WRITTEN INSTRUCTION ->
Omit all images. Transcribe the rest of the material below exactly.
======== RECORD EXTRACTS ========
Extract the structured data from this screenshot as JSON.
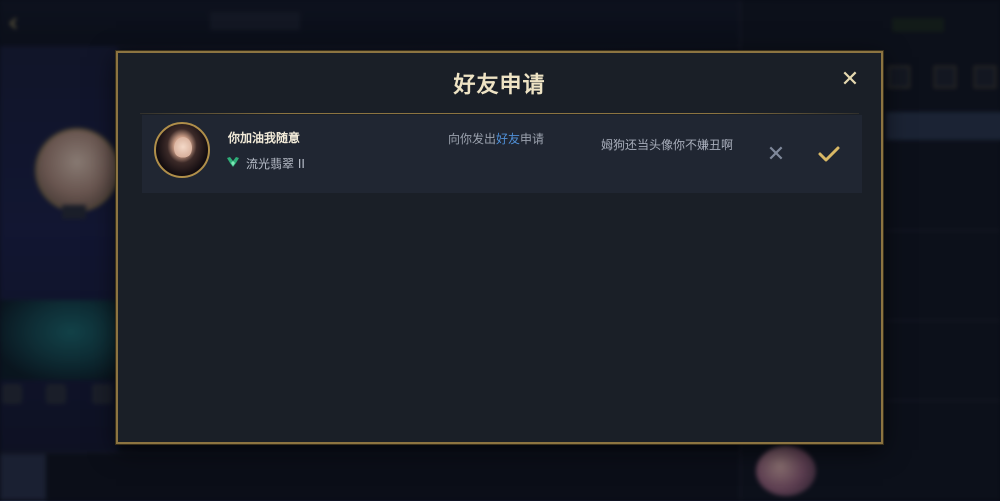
{
  "modal": {
    "title": "好友申请",
    "close_icon": "close-icon",
    "requests": [
      {
        "name": "你加油我随意",
        "rank": "流光翡翠 II",
        "rank_icon": "emerald-rank-icon",
        "action_prefix": "向你发出",
        "action_highlight": "好友",
        "action_suffix": "申请",
        "message": "姆狗还当头像你不嫌丑啊",
        "reject_icon": "reject-x-icon",
        "accept_icon": "accept-check-icon"
      }
    ]
  },
  "colors": {
    "gold_border": "#8c7441",
    "modal_bg": "#1a1f27",
    "row_bg": "#202632",
    "highlight_blue": "#4f8fd6",
    "accept_gold": "#d9b865"
  }
}
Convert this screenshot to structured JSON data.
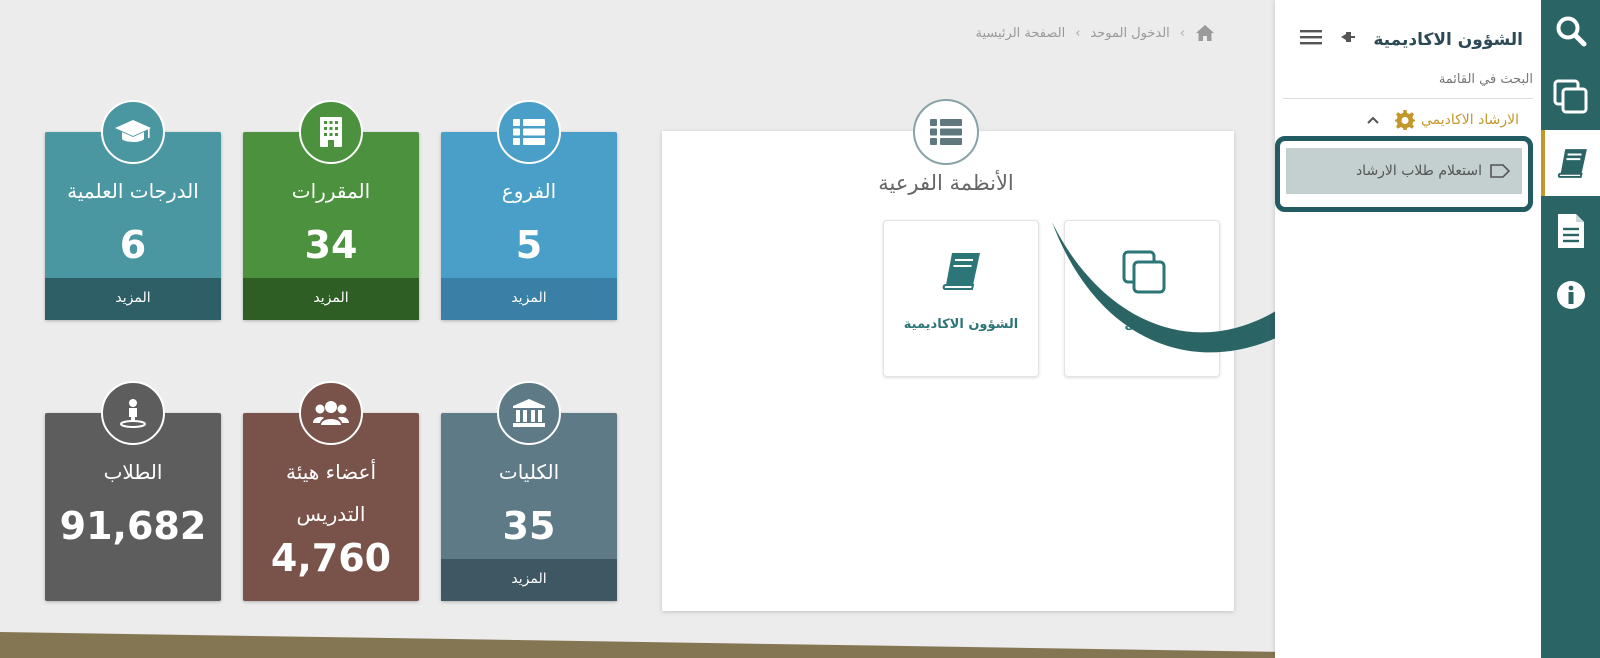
{
  "breadcrumb": {
    "home": "الصفحة الرئيسية",
    "current": "الدخول الموحد",
    "separator": "›"
  },
  "stats": [
    {
      "title": "الفروع",
      "value": "5",
      "more": "المزيد",
      "icon": "list-icon"
    },
    {
      "title": "المقررات",
      "value": "34",
      "more": "المزيد",
      "icon": "building-icon"
    },
    {
      "title": "الدرجات العلمية",
      "value": "6",
      "more": "المزيد",
      "icon": "graduation-cap-icon"
    },
    {
      "title": "الكليات",
      "value": "35",
      "more": "المزيد",
      "icon": "institution-icon"
    },
    {
      "title": "أعضاء هيئة التدريس",
      "value": "4,760",
      "icon": "users-icon"
    },
    {
      "title": "الطلاب",
      "value": "91,682",
      "icon": "student-icon"
    }
  ],
  "subsystems": {
    "title": "الأنظمة الفرعية",
    "tiles": [
      {
        "label": "الشؤون الاكاديمية",
        "icon": "book-icon"
      },
      {
        "label": "ـيل",
        "icon": "copy-icon"
      }
    ]
  },
  "side_menu": {
    "title": "الشؤون الاكاديمية",
    "search_label": "البحث في القائمة",
    "group_label": "الارشاد الاكاديمي",
    "sub_item_label": "استعلام طلاب الارشاد"
  },
  "icon_bar": [
    "search-icon",
    "copy-icon",
    "book-icon",
    "document-icon",
    "info-icon"
  ],
  "colors": {
    "branches": "#4a9fc9",
    "courses": "#4c913e",
    "degrees": "#4b97a1",
    "colleges": "#5e7a86",
    "faculty": "#79524a",
    "students": "#5d5d5d",
    "teal": "#2b6465",
    "gold": "#c2982c"
  }
}
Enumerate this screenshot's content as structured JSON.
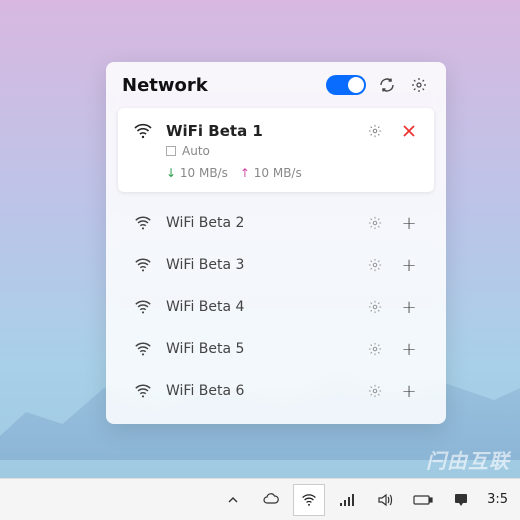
{
  "header": {
    "title": "Network"
  },
  "connected": {
    "name": "WiFi Beta 1",
    "auto_label": "Auto",
    "down": "10 MB/s",
    "up": "10 MB/s"
  },
  "networks": [
    {
      "name": "WiFi Beta 2"
    },
    {
      "name": "WiFi Beta 3"
    },
    {
      "name": "WiFi Beta 4"
    },
    {
      "name": "WiFi Beta 5"
    },
    {
      "name": "WiFi Beta 6"
    }
  ],
  "taskbar": {
    "time": "3:5"
  },
  "watermark": "闩由互联"
}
========
RESULT OF THIS TASK ->
Extract the structured data from this screenshot as JSON.
{
  "modal": {
    "title": "好友申请",
    "close_icon": "close-icon",
    "requests": [
      {
        "name": "你加油我随意",
        "rank": "流光翡翠 II",
        "rank_icon": "emerald-rank-icon",
        "action_prefix": "向你发出",
        "action_highlight": "好友",
        "action_suffix": "申请",
        "message": "姆狗还当头像你不嫌丑啊",
        "reject_icon": "reject-x-icon",
        "accept_icon": "accept-check-icon"
      }
    ]
  },
  "colors": {
    "gold_border": "#8c7441",
    "modal_bg": "#1a1f27",
    "row_bg": "#202632",
    "highlight_blue": "#4f8fd6",
    "accept_gold": "#d9b865"
  }
}
Convert this screenshot to structured JSON data.
{
  "breadcrumb": {
    "home": "الصفحة الرئيسية",
    "current": "الدخول الموحد",
    "separator": "›"
  },
  "stats": [
    {
      "title": "الفروع",
      "value": "5",
      "more": "المزيد",
      "icon": "list-icon"
    },
    {
      "title": "المقررات",
      "value": "34",
      "more": "المزيد",
      "icon": "building-icon"
    },
    {
      "title": "الدرجات العلمية",
      "value": "6",
      "more": "المزيد",
      "icon": "graduation-cap-icon"
    },
    {
      "title": "الكليات",
      "value": "35",
      "more": "المزيد",
      "icon": "institution-icon"
    },
    {
      "title": "أعضاء هيئة التدريس",
      "value": "4,760",
      "icon": "users-icon"
    },
    {
      "title": "الطلاب",
      "value": "91,682",
      "icon": "student-icon"
    }
  ],
  "subsystems": {
    "title": "الأنظمة الفرعية",
    "tiles": [
      {
        "label": "الشؤون الاكاديمية",
        "icon": "book-icon"
      },
      {
        "label": "ـيل",
        "icon": "copy-icon"
      }
    ]
  },
  "side_menu": {
    "title": "الشؤون الاكاديمية",
    "search_label": "البحث في القائمة",
    "group_label": "الارشاد الاكاديمي",
    "sub_item_label": "استعلام طلاب الارشاد"
  },
  "icon_bar": [
    "search-icon",
    "copy-icon",
    "book-icon",
    "document-icon",
    "info-icon"
  ],
  "colors": {
    "branches": "#4a9fc9",
    "courses": "#4c913e",
    "degrees": "#4b97a1",
    "colleges": "#5e7a86",
    "faculty": "#79524a",
    "students": "#5d5d5d",
    "teal": "#2b6465",
    "gold": "#c2982c"
  }
}
Enumerate this screenshot's content as structured JSON.
{
  "header": {
    "title": "Network"
  },
  "connected": {
    "name": "WiFi Beta 1",
    "auto_label": "Auto",
    "down": "10 MB/s",
    "up": "10 MB/s"
  },
  "networks": [
    {
      "name": "WiFi Beta 2"
    },
    {
      "name": "WiFi Beta 3"
    },
    {
      "name": "WiFi Beta 4"
    },
    {
      "name": "WiFi Beta 5"
    },
    {
      "name": "WiFi Beta 6"
    }
  ],
  "taskbar": {
    "time": "3:5"
  },
  "watermark": "闩由互联"
}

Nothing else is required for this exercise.